PROBLEM TO WORK ON –
Search the records for "area". Copy every line where it appears.

(Dataset listings of figures)

◆ ◆ ◆ ◆

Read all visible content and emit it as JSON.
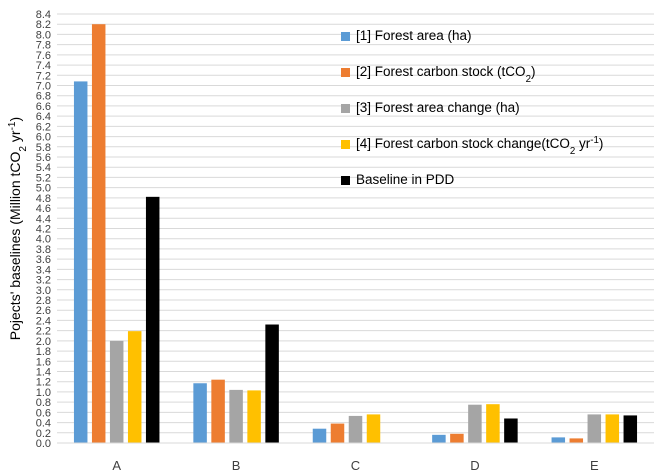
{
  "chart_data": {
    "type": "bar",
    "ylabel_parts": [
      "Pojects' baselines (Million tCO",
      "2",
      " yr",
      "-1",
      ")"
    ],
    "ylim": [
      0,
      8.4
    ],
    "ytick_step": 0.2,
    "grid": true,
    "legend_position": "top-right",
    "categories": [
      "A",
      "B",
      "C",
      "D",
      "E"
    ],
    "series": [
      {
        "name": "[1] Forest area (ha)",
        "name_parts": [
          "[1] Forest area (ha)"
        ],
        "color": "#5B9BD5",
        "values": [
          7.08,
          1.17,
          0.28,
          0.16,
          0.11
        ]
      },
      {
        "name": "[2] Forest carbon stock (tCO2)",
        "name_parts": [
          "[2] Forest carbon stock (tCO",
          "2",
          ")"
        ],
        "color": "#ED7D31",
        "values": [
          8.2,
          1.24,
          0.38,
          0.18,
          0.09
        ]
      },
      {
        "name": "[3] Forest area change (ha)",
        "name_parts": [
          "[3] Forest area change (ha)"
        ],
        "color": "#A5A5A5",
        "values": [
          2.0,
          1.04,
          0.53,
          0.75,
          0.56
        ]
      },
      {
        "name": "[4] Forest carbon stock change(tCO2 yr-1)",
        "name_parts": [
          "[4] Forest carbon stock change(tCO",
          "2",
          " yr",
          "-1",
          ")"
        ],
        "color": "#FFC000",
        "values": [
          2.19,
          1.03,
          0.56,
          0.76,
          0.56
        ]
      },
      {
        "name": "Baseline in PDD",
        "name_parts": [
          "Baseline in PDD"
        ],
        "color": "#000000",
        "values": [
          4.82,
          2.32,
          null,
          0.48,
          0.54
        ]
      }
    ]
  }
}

◆ ◆ ◆ ◆

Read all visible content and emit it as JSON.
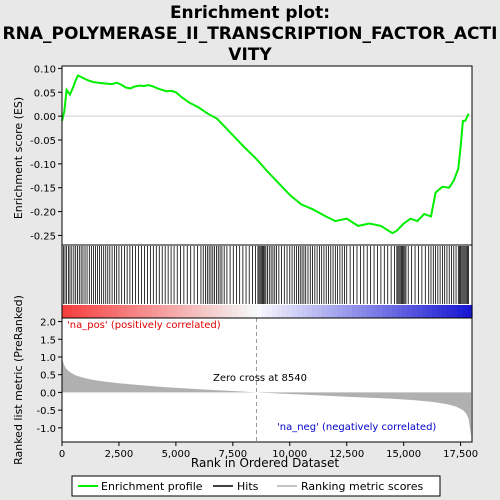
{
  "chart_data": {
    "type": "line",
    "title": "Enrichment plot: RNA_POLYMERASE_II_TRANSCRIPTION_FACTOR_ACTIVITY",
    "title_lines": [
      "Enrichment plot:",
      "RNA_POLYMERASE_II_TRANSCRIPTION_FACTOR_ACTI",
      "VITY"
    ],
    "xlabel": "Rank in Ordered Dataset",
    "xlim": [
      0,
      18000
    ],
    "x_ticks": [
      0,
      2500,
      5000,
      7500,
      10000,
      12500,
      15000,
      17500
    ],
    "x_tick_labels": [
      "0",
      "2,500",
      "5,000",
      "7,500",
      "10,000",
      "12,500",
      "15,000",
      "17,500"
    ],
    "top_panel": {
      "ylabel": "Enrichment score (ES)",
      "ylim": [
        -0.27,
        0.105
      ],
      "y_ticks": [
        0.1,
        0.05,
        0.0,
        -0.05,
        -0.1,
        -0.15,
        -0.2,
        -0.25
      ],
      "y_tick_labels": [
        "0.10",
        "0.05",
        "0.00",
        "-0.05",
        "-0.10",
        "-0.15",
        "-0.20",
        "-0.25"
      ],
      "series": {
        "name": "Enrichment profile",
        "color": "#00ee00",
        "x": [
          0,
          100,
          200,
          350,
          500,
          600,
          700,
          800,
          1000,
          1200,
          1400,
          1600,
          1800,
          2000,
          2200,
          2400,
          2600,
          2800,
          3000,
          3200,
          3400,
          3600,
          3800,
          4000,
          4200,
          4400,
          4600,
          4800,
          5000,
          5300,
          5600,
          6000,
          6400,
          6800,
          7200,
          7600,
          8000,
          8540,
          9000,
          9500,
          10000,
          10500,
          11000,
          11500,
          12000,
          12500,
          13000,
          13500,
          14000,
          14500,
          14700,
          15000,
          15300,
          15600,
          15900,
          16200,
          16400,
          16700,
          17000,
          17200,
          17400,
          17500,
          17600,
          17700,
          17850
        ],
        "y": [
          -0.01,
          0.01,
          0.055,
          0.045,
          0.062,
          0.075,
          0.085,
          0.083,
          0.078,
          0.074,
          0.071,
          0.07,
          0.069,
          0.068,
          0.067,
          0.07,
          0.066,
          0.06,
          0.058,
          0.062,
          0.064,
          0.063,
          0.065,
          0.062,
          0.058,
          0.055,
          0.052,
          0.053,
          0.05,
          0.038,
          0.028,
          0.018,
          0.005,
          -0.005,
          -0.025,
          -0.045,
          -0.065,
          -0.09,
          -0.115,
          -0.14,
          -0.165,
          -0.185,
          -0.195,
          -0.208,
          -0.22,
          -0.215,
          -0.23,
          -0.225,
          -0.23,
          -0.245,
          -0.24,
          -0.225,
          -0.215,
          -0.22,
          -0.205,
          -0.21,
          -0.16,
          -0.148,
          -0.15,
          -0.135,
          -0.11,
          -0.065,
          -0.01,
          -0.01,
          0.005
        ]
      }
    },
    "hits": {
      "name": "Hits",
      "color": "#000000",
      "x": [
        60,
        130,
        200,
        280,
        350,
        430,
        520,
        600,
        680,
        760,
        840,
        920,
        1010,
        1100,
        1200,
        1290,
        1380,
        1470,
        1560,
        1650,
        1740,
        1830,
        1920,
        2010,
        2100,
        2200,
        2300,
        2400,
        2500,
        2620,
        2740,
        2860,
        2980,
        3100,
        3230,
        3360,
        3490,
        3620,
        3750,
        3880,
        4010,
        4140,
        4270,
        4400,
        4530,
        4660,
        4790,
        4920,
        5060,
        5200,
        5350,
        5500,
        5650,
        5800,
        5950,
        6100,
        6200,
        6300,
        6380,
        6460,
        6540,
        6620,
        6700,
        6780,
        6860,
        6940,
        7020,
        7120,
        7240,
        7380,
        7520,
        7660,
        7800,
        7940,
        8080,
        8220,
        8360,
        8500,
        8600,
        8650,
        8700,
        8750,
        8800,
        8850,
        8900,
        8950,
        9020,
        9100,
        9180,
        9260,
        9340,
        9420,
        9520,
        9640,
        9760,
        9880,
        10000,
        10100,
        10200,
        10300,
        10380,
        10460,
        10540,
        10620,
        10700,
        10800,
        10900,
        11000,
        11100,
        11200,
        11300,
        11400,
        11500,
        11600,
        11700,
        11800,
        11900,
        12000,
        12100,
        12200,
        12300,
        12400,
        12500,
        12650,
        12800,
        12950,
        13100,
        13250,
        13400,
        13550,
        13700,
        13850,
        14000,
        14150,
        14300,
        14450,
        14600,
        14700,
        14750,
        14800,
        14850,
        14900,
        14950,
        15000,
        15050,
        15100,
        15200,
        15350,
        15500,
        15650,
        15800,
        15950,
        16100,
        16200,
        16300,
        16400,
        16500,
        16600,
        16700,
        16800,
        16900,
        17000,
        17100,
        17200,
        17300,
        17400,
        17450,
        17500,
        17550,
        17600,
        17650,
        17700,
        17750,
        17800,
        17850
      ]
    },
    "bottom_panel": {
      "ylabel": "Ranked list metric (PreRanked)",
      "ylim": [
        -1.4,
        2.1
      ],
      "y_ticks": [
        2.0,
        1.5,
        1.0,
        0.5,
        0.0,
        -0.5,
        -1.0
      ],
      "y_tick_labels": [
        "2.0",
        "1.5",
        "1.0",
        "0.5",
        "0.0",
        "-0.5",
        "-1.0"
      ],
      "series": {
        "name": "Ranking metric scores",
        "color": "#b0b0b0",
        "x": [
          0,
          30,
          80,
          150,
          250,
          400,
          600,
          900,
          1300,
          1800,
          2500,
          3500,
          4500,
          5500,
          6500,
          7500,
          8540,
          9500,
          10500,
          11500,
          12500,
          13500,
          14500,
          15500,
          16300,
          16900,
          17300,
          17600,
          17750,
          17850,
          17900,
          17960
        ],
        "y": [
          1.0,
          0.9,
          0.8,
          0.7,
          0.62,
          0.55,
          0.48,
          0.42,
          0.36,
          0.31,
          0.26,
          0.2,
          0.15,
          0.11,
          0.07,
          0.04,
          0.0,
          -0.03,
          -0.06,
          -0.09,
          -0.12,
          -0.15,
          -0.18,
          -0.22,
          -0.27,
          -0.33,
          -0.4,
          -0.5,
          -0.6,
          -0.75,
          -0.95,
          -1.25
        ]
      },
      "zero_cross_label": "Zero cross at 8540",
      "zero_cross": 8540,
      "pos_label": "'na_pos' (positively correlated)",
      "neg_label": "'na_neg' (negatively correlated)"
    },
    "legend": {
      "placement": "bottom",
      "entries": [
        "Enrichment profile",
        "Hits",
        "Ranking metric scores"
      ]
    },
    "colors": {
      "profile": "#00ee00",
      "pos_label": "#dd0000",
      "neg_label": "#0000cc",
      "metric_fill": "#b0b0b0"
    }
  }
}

◆ ◆ ◆ ◆

ANSWER TO THE PROBLEM –
        "name": "[1] Forest area (ha)",
          "[1] Forest area (ha)"
        "name": "[3] Forest area change (ha)",
          "[3] Forest area change (ha)"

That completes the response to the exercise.